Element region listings

####################

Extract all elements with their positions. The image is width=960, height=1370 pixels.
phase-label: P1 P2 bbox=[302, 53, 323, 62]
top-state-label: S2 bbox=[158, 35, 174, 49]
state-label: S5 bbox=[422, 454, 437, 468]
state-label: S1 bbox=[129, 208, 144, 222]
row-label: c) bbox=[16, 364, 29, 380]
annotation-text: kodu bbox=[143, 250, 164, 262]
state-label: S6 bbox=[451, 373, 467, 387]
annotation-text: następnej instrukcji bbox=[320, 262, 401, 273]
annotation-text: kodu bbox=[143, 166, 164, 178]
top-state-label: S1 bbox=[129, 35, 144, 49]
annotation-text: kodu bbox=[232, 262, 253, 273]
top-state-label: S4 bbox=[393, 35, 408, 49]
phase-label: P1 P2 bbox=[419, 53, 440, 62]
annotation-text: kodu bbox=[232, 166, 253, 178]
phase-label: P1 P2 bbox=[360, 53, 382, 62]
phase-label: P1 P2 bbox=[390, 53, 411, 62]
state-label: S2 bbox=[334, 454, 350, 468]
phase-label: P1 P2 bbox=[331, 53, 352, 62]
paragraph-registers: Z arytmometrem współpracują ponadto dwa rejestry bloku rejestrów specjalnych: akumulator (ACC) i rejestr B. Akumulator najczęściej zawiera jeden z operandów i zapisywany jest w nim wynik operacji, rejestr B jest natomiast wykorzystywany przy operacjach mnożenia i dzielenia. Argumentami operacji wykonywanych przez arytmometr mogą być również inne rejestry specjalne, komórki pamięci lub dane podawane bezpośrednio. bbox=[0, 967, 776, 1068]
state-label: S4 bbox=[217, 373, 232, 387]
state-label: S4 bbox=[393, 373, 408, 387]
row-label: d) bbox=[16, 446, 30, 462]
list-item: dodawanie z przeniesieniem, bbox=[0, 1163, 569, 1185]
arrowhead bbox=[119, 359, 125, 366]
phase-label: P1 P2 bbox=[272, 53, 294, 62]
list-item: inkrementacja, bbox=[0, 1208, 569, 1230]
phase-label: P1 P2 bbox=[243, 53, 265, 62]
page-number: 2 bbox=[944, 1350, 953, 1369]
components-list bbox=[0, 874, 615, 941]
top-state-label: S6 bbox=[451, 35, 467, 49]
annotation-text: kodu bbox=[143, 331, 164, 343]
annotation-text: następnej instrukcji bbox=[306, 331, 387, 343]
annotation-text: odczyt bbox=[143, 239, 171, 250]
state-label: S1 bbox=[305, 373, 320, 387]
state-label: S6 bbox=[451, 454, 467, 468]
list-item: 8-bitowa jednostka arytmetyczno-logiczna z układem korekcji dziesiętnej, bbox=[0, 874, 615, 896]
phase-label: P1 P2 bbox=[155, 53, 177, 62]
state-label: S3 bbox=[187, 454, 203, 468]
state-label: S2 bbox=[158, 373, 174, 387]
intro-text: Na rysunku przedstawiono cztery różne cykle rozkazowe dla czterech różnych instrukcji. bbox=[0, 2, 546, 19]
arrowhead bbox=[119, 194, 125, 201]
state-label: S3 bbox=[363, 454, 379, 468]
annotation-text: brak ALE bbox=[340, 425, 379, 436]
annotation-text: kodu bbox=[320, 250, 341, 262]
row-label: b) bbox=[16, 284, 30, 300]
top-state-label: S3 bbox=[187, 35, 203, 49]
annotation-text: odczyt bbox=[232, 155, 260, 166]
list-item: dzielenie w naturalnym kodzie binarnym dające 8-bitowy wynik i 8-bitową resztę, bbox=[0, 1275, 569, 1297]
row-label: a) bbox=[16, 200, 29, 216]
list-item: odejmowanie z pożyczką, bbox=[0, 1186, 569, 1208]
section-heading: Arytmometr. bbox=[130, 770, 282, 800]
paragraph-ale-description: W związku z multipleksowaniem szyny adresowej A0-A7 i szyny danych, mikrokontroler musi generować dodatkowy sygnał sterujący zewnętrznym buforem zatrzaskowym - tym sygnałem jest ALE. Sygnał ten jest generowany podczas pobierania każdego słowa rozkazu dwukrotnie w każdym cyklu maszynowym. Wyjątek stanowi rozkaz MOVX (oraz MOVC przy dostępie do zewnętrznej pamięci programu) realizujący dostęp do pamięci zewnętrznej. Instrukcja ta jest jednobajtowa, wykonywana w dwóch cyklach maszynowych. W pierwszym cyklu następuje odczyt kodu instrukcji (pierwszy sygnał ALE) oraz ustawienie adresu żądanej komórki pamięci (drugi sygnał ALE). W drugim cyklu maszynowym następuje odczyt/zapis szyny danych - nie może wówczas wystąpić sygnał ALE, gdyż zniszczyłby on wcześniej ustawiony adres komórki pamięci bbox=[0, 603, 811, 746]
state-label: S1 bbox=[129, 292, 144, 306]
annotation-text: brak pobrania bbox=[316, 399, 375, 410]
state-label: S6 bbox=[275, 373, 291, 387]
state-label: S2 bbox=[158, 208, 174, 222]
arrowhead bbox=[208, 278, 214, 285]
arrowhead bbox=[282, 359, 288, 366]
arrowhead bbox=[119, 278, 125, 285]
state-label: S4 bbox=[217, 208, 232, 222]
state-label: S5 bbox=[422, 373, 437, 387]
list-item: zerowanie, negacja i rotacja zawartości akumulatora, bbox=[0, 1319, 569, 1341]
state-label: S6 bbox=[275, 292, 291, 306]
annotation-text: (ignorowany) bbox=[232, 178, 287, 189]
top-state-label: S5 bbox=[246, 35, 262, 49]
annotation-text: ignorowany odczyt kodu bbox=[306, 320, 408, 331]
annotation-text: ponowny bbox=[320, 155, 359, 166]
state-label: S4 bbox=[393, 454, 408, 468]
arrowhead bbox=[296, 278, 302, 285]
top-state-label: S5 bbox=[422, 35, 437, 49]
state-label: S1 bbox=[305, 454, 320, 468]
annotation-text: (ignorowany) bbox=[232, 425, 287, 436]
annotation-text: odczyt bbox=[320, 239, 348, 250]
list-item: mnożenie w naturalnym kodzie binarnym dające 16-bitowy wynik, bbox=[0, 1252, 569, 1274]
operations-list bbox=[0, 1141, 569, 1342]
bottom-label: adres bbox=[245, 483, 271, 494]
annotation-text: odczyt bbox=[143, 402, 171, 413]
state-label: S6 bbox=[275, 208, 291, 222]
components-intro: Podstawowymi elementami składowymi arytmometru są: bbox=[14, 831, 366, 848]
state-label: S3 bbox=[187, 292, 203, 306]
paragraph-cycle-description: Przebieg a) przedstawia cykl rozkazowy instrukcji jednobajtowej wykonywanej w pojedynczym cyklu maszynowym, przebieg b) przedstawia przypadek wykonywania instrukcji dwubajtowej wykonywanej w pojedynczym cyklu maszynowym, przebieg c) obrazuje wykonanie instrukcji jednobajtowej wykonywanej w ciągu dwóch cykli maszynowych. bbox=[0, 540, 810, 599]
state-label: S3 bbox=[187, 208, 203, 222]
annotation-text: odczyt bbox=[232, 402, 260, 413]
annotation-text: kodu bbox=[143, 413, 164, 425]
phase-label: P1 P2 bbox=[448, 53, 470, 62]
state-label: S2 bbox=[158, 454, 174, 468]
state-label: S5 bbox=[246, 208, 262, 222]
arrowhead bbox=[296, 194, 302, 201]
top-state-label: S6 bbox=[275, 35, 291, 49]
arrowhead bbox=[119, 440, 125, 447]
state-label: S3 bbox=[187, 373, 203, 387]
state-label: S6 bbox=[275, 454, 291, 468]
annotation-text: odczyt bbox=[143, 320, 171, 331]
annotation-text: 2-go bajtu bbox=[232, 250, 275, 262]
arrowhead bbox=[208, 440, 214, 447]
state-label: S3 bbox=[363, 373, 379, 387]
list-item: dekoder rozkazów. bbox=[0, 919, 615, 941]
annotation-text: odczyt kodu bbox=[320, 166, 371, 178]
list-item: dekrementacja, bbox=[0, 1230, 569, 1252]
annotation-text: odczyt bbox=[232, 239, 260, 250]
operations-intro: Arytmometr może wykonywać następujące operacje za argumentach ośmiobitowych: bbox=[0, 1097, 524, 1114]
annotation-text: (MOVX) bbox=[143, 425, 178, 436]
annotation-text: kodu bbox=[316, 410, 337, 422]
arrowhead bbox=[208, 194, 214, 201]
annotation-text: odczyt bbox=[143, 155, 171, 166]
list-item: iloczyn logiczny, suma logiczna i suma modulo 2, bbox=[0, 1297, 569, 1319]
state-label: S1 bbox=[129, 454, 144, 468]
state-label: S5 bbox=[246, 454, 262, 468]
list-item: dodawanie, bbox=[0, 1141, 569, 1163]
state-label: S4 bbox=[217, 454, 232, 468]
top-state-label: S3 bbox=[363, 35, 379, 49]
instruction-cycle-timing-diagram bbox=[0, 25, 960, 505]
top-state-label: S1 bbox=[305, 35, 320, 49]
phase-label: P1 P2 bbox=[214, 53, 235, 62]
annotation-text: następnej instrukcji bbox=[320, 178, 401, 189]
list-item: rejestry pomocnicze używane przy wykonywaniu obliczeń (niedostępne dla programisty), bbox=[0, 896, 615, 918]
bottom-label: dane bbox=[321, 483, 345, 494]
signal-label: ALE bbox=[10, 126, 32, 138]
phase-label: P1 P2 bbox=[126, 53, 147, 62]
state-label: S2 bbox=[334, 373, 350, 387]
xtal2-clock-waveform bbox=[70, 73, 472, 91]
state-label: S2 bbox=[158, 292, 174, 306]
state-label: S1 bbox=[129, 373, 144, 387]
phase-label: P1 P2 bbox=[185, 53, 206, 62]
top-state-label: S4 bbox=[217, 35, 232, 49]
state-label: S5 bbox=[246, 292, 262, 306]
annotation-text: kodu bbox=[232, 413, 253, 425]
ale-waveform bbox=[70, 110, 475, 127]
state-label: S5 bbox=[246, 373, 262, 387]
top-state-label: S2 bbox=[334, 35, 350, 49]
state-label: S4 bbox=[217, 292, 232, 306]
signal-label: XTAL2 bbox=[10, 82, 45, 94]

####################

▸ PROBLEM
Convert the entries above, from their first line through the line containing "top-state-label: S1 bbox=[129, 35, 144, 49]" (both ends included), into a numbered list with any blank lines omitted.

▸ COMPLETED TASK
1. Extract all elements with their positions. The image is width=960, height=1370 pixels.
2. phase-label: P1 P2 bbox=[302, 53, 323, 62]
3. top-state-label: S2 bbox=[158, 35, 174, 49]
4. state-label: S5 bbox=[422, 454, 437, 468]
5. state-label: S1 bbox=[129, 208, 144, 222]
6. row-label: c) bbox=[16, 364, 29, 380]
7. annotation-text: kodu bbox=[143, 250, 164, 262]
8. state-label: S6 bbox=[451, 373, 467, 387]
9. annotation-text: następnej instrukcji bbox=[320, 262, 401, 273]
10. annotation-text: kodu bbox=[143, 166, 164, 178]
11. top-state-label: S1 bbox=[129, 35, 144, 49]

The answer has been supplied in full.